# start of EXTRACTED RECORDS

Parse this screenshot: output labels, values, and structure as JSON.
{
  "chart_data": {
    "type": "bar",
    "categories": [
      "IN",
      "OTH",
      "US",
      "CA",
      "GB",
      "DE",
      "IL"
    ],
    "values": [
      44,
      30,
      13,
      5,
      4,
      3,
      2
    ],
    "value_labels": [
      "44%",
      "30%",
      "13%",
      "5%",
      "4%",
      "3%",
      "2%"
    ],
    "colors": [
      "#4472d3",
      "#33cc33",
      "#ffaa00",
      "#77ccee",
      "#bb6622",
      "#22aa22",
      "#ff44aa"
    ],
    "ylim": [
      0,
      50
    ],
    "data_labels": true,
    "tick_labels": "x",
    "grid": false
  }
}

# end of EXTRACTED RECORDS

→ WHAT THE TASK ASKS
Copy out every line from the data above that has "values" in it.

→ FULL OUTPUT
Parse this screenshot: output labels, values, and structure as JSON.
    "values": [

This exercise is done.